-- start of THE INPUT --

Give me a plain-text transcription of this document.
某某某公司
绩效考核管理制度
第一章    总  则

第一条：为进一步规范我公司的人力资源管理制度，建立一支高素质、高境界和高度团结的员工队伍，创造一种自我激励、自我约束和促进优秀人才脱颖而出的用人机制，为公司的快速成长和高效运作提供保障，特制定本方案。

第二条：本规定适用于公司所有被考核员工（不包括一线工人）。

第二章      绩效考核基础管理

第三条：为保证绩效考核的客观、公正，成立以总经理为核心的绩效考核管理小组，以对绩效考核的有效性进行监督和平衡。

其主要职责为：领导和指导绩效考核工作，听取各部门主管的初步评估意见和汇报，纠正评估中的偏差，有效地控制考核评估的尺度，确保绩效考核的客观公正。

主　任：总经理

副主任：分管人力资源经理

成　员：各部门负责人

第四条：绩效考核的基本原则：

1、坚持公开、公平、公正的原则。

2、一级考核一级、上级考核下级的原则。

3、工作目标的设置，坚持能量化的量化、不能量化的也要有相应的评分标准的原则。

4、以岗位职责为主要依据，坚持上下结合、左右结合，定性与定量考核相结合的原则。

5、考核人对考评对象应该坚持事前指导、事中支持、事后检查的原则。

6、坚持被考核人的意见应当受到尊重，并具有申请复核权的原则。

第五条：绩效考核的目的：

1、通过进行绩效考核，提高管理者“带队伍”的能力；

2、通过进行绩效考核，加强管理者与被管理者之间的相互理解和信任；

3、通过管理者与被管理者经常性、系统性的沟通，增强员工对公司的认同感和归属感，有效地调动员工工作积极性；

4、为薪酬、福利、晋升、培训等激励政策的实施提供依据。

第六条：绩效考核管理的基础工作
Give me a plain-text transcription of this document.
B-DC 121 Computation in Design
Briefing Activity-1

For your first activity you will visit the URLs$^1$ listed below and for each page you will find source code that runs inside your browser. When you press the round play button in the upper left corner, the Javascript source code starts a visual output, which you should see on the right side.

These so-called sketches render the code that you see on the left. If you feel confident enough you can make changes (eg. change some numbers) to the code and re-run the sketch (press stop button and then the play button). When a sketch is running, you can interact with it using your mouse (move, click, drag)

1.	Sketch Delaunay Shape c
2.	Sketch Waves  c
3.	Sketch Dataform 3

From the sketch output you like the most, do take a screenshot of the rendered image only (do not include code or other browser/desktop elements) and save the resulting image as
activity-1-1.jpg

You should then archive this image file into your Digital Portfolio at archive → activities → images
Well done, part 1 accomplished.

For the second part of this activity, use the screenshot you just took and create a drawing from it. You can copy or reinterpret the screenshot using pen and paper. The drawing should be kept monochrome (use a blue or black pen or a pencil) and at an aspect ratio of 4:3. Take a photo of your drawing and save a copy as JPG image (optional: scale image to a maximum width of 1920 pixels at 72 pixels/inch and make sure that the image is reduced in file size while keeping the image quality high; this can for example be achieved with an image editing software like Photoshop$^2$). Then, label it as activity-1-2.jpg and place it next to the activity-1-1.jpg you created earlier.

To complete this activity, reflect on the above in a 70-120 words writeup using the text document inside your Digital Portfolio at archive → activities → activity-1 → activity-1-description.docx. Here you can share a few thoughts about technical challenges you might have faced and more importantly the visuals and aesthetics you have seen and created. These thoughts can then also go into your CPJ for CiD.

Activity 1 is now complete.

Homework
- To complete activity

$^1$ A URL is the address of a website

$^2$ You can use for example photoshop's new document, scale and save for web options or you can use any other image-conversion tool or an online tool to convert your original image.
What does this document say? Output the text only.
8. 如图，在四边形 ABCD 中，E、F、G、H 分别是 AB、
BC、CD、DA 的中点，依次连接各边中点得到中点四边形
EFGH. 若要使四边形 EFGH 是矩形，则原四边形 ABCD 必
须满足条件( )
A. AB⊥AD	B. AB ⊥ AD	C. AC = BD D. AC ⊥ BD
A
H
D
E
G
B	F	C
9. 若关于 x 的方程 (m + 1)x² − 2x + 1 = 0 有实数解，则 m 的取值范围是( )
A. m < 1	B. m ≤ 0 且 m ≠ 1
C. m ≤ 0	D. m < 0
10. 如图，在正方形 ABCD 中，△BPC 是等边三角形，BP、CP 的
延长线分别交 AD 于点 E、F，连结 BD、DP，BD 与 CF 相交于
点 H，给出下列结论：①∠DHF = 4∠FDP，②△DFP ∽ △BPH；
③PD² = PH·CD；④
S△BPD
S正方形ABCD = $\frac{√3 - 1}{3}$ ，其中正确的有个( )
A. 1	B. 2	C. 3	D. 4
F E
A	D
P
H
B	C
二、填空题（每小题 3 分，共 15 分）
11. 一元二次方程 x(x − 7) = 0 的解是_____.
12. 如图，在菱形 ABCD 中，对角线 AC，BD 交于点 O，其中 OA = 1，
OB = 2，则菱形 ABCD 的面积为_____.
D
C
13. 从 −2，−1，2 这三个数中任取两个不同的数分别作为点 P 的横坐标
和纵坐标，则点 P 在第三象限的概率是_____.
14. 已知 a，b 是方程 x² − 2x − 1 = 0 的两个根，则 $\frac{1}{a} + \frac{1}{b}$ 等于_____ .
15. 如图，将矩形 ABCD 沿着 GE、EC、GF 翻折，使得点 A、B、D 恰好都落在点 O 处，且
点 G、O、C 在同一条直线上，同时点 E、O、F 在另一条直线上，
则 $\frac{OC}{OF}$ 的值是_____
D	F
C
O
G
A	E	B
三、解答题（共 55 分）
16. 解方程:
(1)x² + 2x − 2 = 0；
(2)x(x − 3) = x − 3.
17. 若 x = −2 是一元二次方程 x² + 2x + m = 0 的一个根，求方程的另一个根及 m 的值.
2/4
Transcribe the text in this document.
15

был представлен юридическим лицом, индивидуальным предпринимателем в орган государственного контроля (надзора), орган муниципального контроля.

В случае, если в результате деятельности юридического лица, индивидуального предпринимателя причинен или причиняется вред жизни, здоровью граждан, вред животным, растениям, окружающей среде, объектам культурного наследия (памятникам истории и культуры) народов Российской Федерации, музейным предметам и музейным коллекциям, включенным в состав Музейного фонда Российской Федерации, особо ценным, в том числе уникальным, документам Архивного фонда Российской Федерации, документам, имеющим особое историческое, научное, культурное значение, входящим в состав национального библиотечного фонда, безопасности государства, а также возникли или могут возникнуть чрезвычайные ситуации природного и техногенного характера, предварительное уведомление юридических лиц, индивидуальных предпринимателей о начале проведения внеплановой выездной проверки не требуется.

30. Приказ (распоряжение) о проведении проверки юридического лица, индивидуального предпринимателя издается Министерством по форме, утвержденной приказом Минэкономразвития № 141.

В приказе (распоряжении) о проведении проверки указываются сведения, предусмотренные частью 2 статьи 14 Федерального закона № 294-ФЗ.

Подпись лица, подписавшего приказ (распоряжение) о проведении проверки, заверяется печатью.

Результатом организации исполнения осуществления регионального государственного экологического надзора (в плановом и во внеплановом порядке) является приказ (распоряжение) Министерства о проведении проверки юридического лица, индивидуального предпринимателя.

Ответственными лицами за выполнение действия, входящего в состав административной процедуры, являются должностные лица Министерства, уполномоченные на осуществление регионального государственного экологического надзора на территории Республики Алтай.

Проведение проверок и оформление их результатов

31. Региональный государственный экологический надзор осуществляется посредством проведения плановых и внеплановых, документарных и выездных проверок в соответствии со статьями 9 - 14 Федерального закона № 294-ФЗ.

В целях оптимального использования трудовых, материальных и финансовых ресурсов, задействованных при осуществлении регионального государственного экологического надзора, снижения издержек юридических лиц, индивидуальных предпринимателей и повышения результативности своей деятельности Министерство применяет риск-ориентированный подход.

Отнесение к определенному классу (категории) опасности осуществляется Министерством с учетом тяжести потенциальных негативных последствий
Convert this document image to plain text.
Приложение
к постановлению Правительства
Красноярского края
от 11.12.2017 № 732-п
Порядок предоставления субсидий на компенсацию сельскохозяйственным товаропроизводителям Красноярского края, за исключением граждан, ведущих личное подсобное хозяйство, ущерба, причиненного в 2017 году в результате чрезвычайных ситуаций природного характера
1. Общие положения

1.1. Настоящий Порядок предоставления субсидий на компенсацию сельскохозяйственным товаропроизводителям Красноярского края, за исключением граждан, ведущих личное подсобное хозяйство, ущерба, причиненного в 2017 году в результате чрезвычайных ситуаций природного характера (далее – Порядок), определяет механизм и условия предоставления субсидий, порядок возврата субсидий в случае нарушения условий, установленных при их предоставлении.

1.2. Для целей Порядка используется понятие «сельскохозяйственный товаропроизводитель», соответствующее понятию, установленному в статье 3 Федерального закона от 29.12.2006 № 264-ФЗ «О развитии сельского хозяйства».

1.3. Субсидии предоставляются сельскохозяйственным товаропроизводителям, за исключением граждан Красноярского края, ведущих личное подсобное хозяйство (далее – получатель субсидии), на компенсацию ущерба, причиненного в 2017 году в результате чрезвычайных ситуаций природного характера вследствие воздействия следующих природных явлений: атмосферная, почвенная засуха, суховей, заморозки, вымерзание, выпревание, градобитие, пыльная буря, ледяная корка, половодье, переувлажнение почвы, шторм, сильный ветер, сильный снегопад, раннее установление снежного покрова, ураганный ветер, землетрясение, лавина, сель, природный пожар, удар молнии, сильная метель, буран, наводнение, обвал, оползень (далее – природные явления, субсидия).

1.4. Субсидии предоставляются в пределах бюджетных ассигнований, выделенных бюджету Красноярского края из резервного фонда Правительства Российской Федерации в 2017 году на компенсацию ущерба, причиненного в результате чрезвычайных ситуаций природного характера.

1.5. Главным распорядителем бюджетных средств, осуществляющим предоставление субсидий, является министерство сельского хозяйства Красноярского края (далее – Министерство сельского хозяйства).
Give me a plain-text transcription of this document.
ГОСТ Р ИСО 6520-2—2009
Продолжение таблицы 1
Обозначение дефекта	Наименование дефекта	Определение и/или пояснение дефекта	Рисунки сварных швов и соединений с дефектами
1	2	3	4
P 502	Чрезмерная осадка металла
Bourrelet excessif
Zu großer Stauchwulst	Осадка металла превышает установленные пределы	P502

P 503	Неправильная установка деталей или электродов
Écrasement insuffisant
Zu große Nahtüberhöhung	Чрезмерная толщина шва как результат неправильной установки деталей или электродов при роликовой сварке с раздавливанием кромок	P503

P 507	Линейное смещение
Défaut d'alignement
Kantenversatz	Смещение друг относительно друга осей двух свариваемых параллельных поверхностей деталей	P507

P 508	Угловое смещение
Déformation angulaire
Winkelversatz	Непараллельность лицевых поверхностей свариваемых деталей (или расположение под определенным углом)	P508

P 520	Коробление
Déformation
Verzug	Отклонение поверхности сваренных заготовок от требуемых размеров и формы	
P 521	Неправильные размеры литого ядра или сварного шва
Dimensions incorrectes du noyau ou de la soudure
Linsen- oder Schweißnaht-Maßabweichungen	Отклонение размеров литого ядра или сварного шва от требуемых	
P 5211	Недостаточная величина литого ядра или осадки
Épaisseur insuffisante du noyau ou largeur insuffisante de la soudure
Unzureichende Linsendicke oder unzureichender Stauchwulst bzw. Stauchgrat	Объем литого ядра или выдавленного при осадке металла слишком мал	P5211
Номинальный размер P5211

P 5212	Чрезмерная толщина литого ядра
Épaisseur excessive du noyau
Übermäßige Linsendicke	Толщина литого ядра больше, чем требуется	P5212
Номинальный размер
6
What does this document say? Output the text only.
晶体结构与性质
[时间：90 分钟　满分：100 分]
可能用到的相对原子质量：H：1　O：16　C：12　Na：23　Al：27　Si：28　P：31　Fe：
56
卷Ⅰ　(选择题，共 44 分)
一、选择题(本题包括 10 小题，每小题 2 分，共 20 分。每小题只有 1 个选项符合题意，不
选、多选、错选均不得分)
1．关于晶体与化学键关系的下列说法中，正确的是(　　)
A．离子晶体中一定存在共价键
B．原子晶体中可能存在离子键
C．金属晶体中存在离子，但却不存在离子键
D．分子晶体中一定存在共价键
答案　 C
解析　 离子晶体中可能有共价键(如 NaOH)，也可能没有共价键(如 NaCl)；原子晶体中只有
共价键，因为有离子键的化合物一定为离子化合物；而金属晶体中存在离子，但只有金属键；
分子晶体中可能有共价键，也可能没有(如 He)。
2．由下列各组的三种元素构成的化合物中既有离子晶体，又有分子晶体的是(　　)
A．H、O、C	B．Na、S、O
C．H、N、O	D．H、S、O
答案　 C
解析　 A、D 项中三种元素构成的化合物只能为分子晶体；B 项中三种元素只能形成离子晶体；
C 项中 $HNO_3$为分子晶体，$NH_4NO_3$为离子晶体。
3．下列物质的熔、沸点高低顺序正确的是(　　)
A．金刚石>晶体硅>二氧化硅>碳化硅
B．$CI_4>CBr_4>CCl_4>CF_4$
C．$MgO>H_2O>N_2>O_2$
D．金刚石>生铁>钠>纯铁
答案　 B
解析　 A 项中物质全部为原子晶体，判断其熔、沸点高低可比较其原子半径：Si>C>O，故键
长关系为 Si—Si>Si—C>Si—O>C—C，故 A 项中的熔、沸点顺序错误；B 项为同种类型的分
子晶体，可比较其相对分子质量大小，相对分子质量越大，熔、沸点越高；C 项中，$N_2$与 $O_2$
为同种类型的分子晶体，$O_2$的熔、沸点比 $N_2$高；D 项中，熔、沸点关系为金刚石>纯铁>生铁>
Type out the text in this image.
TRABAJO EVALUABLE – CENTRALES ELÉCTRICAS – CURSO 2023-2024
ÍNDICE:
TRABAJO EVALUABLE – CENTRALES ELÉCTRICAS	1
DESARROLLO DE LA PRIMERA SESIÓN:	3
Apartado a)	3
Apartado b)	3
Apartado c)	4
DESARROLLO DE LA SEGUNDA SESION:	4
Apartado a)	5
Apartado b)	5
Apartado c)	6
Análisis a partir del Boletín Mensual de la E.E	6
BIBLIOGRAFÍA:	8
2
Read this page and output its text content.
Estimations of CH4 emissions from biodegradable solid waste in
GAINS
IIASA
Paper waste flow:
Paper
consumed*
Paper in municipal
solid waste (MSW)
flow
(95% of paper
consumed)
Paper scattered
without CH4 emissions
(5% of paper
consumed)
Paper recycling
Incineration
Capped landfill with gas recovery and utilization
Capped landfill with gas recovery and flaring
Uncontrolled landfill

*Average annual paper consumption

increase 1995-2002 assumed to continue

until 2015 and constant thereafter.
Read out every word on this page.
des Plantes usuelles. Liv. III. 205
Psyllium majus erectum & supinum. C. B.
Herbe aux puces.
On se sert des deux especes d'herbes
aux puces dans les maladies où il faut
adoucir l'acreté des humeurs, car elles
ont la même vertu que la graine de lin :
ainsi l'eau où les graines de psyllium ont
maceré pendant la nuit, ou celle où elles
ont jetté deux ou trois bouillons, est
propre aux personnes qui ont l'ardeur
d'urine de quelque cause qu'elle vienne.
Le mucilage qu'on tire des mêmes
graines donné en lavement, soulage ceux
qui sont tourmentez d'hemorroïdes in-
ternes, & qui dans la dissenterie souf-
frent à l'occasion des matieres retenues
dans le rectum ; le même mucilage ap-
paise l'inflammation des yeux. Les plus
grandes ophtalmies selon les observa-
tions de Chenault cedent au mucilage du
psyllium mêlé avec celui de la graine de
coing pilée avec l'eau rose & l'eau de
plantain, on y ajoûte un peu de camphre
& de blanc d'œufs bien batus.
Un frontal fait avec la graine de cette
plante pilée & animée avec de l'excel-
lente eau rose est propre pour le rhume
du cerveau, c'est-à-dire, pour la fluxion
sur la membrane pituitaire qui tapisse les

-- end of THE INPUT --

» EXERCISE REQUIREMENTS: Give only the count of lines in this material that contain the string "activities".

» EXPECTED ANSWER: 2